**TASK TO CARRY OUT:** Go through the entries below and retype them exactly, omitting each picture.

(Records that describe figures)
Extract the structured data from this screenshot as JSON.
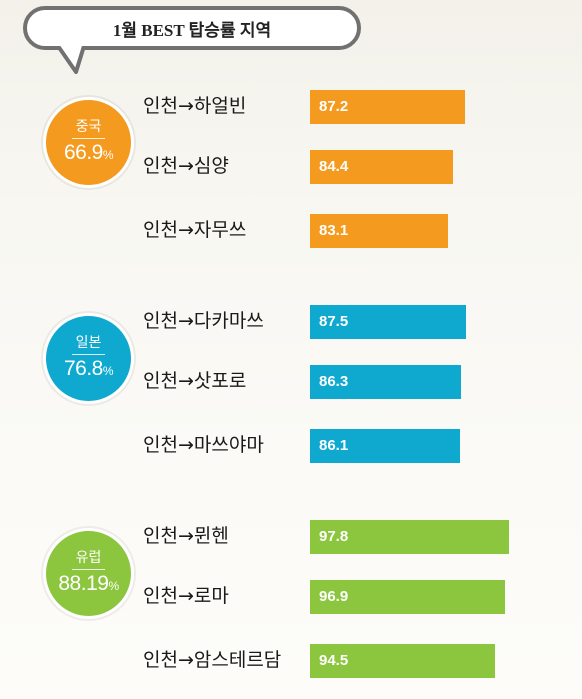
{
  "title": "1월 BEST 탑승률 지역",
  "colors": {
    "china": "#f39a1f",
    "japan": "#0fa9d0",
    "europe": "#8cc63f"
  },
  "chart_data": {
    "type": "bar",
    "title": "1월 BEST 탑승률 지역",
    "xlim": [
      0,
      100
    ],
    "groups": [
      {
        "region": "중국",
        "rate": "66.9",
        "unit": "%",
        "categories": [
          "인천→하얼빈",
          "인천→심양",
          "인천→자무쓰"
        ],
        "values": [
          87.2,
          84.4,
          83.1
        ]
      },
      {
        "region": "일본",
        "rate": "76.8",
        "unit": "%",
        "categories": [
          "인천→다카마쓰",
          "인천→삿포로",
          "인천→마쓰야마"
        ],
        "values": [
          87.5,
          86.3,
          86.1
        ]
      },
      {
        "region": "유럽",
        "rate": "88.19",
        "unit": "%",
        "categories": [
          "인천→뮌헨",
          "인천→로마",
          "인천→암스테르담"
        ],
        "values": [
          97.8,
          96.9,
          94.5
        ]
      }
    ]
  }
}
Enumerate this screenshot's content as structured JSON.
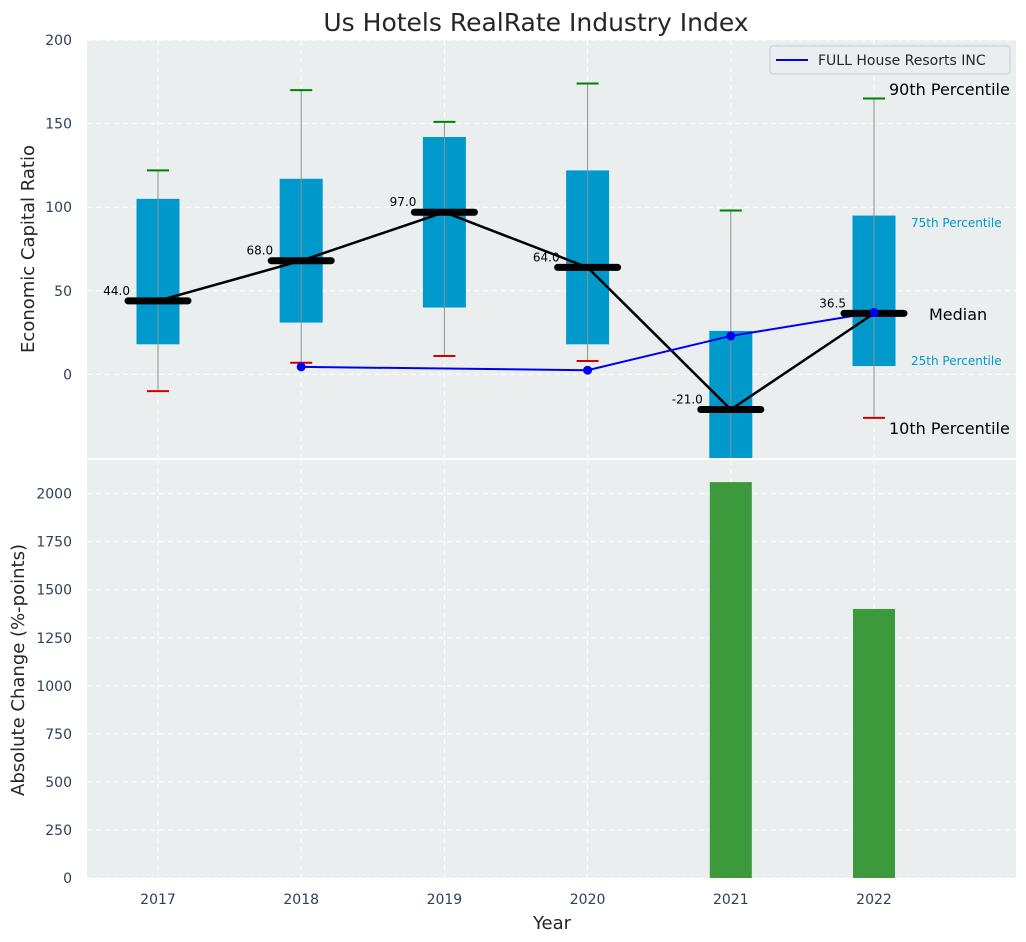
{
  "title": "Us Hotels RealRate Industry Index",
  "colors": {
    "panel_bg": "#eaeeef",
    "grid": "#ffffff",
    "box": "#0099cc",
    "median_mark": "#000000",
    "whisker": "#8a9095",
    "top_cap": "#008000",
    "bottom_cap": "#d00000",
    "company_line": "#0000ee",
    "bar": "#3c9a3c",
    "tick_text": "#2e4057",
    "label_text": "#262626",
    "pct_label": "#0099cc"
  },
  "chart_data": [
    {
      "type": "box",
      "ylabel": "Economic Capital Ratio",
      "ylim": [
        -50,
        200
      ],
      "yticks": [
        0,
        50,
        100,
        150,
        200
      ],
      "grid": true,
      "categories": [
        "2017",
        "2018",
        "2019",
        "2020",
        "2021",
        "2022"
      ],
      "p10": [
        -10,
        7,
        11,
        8,
        -50,
        -26
      ],
      "p25": [
        18,
        31,
        40,
        18,
        -50,
        5
      ],
      "median": [
        44,
        68,
        97,
        64,
        -21,
        36.5
      ],
      "p75": [
        105,
        117,
        142,
        122,
        26,
        95
      ],
      "p90": [
        122,
        170,
        151,
        174,
        98,
        165
      ],
      "median_labels": [
        "44.0",
        "68.0",
        "97.0",
        "64.0",
        "-21.0",
        "36.5"
      ],
      "company_series": {
        "name": "FULL House Resorts INC",
        "categories": [
          "2018",
          "2020",
          "2021",
          "2022"
        ],
        "values": [
          4.5,
          2.5,
          23,
          37
        ]
      },
      "legend": {
        "position": "top-right",
        "entries": [
          "FULL House Resorts INC"
        ]
      },
      "annotations": {
        "p90": "90th Percentile",
        "p75": "75th Percentile",
        "median": "Median",
        "p25": "25th Percentile",
        "p10": "10th Percentile"
      }
    },
    {
      "type": "bar",
      "xlabel": "Year",
      "ylabel": "Absolute Change (%-points)",
      "ylim": [
        0,
        2175
      ],
      "yticks": [
        0,
        250,
        500,
        750,
        1000,
        1250,
        1500,
        1750,
        2000
      ],
      "grid": true,
      "categories": [
        "2017",
        "2018",
        "2019",
        "2020",
        "2021",
        "2022"
      ],
      "values": [
        0,
        0,
        0,
        0,
        2060,
        1400
      ]
    }
  ]
}
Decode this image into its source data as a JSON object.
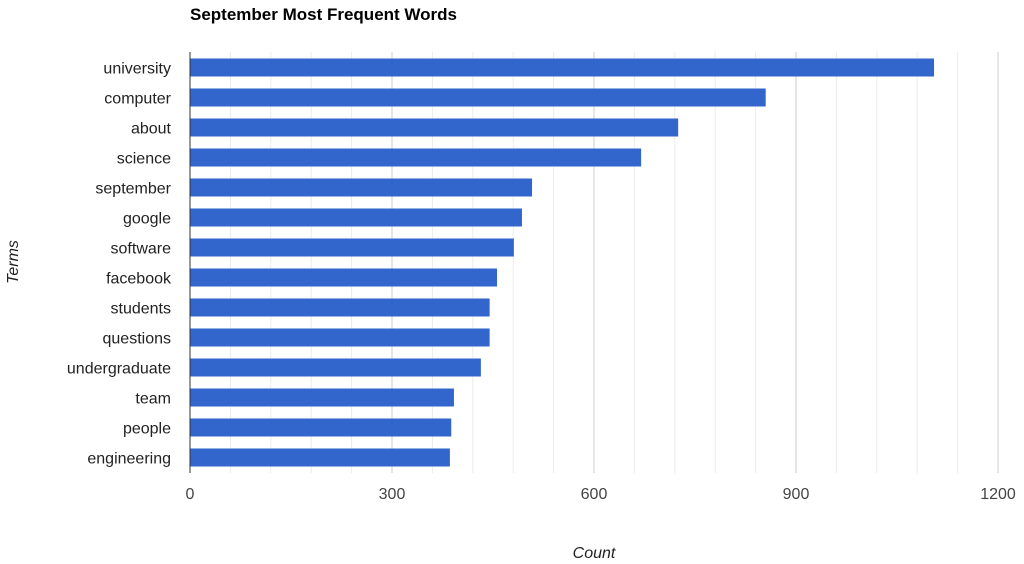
{
  "chart_data": {
    "type": "bar",
    "orientation": "horizontal",
    "title": "September Most Frequent Words",
    "xlabel": "Count",
    "ylabel": "Terms",
    "categories": [
      "university",
      "computer",
      "about",
      "science",
      "september",
      "google",
      "software",
      "facebook",
      "students",
      "questions",
      "undergraduate",
      "team",
      "people",
      "engineering"
    ],
    "values": [
      1105,
      855,
      725,
      670,
      508,
      493,
      481,
      456,
      445,
      445,
      432,
      392,
      388,
      386
    ],
    "xlim": [
      0,
      1200
    ],
    "ticks": [
      0,
      300,
      600,
      900,
      1200
    ],
    "tick_labels": [
      "0",
      "300",
      "600",
      "900",
      "1200"
    ],
    "grid": true,
    "legend": "none",
    "bar_color": "#3366cc"
  }
}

**WRITTEN REPLY:**
Extract the structured data from this screenshot as JSON.
{
  "title": "1월 BEST 탑승률 지역",
  "colors": {
    "china": "#f39a1f",
    "japan": "#0fa9d0",
    "europe": "#8cc63f"
  },
  "chart_data": {
    "type": "bar",
    "title": "1월 BEST 탑승률 지역",
    "xlim": [
      0,
      100
    ],
    "groups": [
      {
        "region": "중국",
        "rate": "66.9",
        "unit": "%",
        "categories": [
          "인천→하얼빈",
          "인천→심양",
          "인천→자무쓰"
        ],
        "values": [
          87.2,
          84.4,
          83.1
        ]
      },
      {
        "region": "일본",
        "rate": "76.8",
        "unit": "%",
        "categories": [
          "인천→다카마쓰",
          "인천→삿포로",
          "인천→마쓰야마"
        ],
        "values": [
          87.5,
          86.3,
          86.1
        ]
      },
      {
        "region": "유럽",
        "rate": "88.19",
        "unit": "%",
        "categories": [
          "인천→뮌헨",
          "인천→로마",
          "인천→암스테르담"
        ],
        "values": [
          97.8,
          96.9,
          94.5
        ]
      }
    ]
  }
}
Enumerate this screenshot's content as structured JSON.
{
  "title": "Us Hotels RealRate Industry Index",
  "colors": {
    "panel_bg": "#eaeeef",
    "grid": "#ffffff",
    "box": "#0099cc",
    "median_mark": "#000000",
    "whisker": "#8a9095",
    "top_cap": "#008000",
    "bottom_cap": "#d00000",
    "company_line": "#0000ee",
    "bar": "#3c9a3c",
    "tick_text": "#2e4057",
    "label_text": "#262626",
    "pct_label": "#0099cc"
  },
  "chart_data": [
    {
      "type": "box",
      "ylabel": "Economic Capital Ratio",
      "ylim": [
        -50,
        200
      ],
      "yticks": [
        0,
        50,
        100,
        150,
        200
      ],
      "grid": true,
      "categories": [
        "2017",
        "2018",
        "2019",
        "2020",
        "2021",
        "2022"
      ],
      "p10": [
        -10,
        7,
        11,
        8,
        -50,
        -26
      ],
      "p25": [
        18,
        31,
        40,
        18,
        -50,
        5
      ],
      "median": [
        44,
        68,
        97,
        64,
        -21,
        36.5
      ],
      "p75": [
        105,
        117,
        142,
        122,
        26,
        95
      ],
      "p90": [
        122,
        170,
        151,
        174,
        98,
        165
      ],
      "median_labels": [
        "44.0",
        "68.0",
        "97.0",
        "64.0",
        "-21.0",
        "36.5"
      ],
      "company_series": {
        "name": "FULL House Resorts INC",
        "categories": [
          "2018",
          "2020",
          "2021",
          "2022"
        ],
        "values": [
          4.5,
          2.5,
          23,
          37
        ]
      },
      "legend": {
        "position": "top-right",
        "entries": [
          "FULL House Resorts INC"
        ]
      },
      "annotations": {
        "p90": "90th Percentile",
        "p75": "75th Percentile",
        "median": "Median",
        "p25": "25th Percentile",
        "p10": "10th Percentile"
      }
    },
    {
      "type": "bar",
      "xlabel": "Year",
      "ylabel": "Absolute Change (%-points)",
      "ylim": [
        0,
        2175
      ],
      "yticks": [
        0,
        250,
        500,
        750,
        1000,
        1250,
        1500,
        1750,
        2000
      ],
      "grid": true,
      "categories": [
        "2017",
        "2018",
        "2019",
        "2020",
        "2021",
        "2022"
      ],
      "values": [
        0,
        0,
        0,
        0,
        2060,
        1400
      ]
    }
  ]
}
Decode this image into its source data as a JSON object.
{
  "chart_data": {
    "type": "bar",
    "orientation": "horizontal",
    "title": "September Most Frequent Words",
    "xlabel": "Count",
    "ylabel": "Terms",
    "categories": [
      "university",
      "computer",
      "about",
      "science",
      "september",
      "google",
      "software",
      "facebook",
      "students",
      "questions",
      "undergraduate",
      "team",
      "people",
      "engineering"
    ],
    "values": [
      1105,
      855,
      725,
      670,
      508,
      493,
      481,
      456,
      445,
      445,
      432,
      392,
      388,
      386
    ],
    "xlim": [
      0,
      1200
    ],
    "ticks": [
      0,
      300,
      600,
      900,
      1200
    ],
    "tick_labels": [
      "0",
      "300",
      "600",
      "900",
      "1200"
    ],
    "grid": true,
    "legend": "none",
    "bar_color": "#3366cc"
  }
}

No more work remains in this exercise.